#### Objective:
Could you print every record below exactly as it appears?

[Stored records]
—————

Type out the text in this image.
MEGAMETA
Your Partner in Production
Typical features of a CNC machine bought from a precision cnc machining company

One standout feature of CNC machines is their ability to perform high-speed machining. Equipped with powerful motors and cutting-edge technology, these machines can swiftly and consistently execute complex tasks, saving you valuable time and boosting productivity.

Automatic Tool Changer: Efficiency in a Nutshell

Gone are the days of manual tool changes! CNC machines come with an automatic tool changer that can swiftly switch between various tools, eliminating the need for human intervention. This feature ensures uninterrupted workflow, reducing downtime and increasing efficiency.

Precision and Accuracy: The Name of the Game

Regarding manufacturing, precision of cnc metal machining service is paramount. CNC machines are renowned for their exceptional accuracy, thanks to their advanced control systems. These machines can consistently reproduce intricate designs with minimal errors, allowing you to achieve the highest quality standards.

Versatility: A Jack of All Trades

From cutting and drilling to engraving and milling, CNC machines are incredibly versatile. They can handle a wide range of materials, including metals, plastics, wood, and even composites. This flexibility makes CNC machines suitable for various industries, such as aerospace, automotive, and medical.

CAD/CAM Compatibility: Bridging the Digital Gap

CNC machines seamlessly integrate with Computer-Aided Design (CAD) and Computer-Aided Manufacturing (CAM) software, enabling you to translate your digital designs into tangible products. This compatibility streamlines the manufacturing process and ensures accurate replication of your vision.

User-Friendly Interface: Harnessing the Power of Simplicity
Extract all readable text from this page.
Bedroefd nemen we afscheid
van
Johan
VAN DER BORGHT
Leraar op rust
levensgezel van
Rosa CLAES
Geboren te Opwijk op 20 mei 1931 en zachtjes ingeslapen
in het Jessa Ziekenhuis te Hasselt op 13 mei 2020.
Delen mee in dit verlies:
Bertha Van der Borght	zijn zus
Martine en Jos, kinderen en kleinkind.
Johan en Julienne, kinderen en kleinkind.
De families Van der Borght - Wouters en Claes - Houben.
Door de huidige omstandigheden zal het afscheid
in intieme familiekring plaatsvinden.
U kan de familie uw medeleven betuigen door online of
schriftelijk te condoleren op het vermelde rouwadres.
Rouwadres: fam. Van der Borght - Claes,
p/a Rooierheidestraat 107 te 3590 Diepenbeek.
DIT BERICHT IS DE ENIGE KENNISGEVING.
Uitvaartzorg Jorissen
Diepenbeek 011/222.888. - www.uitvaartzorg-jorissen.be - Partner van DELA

—————

#### Response:
Type out the text in this image.
MEGAMETA
Your Partner in Production
Typical features of a CNC machine bought from a precision cnc machining company

One standout feature of CNC machines is their ability to perform high-speed machining. Equipped with powerful motors and cutting-edge technology, these machines can swiftly and consistently execute complex tasks, saving you valuable time and boosting productivity.

Automatic Tool Changer: Efficiency in a Nutshell

Gone are the days of manual tool changes! CNC machines come with an automatic tool changer that can swiftly switch between various tools, eliminating the need for human intervention. This feature ensures uninterrupted workflow, reducing downtime and increasing efficiency.

Precision and Accuracy: The Name of the Game

Regarding manufacturing, precision of cnc metal machining service is paramount. CNC machines are renowned for their exceptional accuracy, thanks to their advanced control systems. These machines can consistently reproduce intricate designs with minimal errors, allowing you to achieve the highest quality standards.

Versatility: A Jack of All Trades

From cutting and drilling to engraving and milling, CNC machines are incredibly versatile. They can handle a wide range of materials, including metals, plastics, wood, and even composites. This flexibility makes CNC machines suitable for various industries, such as aerospace, automotive, and medical.

CAD/CAM Compatibility: Bridging the Digital Gap

CNC machines seamlessly integrate with Computer-Aided Design (CAD) and Computer-Aided Manufacturing (CAM) software, enabling you to translate your digital designs into tangible products. This compatibility streamlines the manufacturing process and ensures accurate replication of your vision.

User-Friendly Interface: Harnessing the Power of Simplicity
Extract all readable text from this page.
Bedroefd nemen we afscheid
van
Johan
VAN DER BORGHT
Leraar op rust
levensgezel van
Rosa CLAES
Geboren te Opwijk op 20 mei 1931 en zachtjes ingeslapen
in het Jessa Ziekenhuis te Hasselt op 13 mei 2020.
Delen mee in dit verlies:
Bertha Van der Borght	zijn zus
Martine en Jos, kinderen en kleinkind.
Johan en Julienne, kinderen en kleinkind.
De families Van der Borght - Wouters en Claes - Houben.
Door de huidige omstandigheden zal het afscheid
in intieme familiekring plaatsvinden.
U kan de familie uw medeleven betuigen door online of
schriftelijk te condoleren op het vermelde rouwadres.
Rouwadres: fam. Van der Borght - Claes,
p/a Rooierheidestraat 107 te 3590 Diepenbeek.
DIT BERICHT IS DE ENIGE KENNISGEVING.
Uitvaartzorg Jorissen
Diepenbeek 011/222.888. - www.uitvaartzorg-jorissen.be - Partner van DELA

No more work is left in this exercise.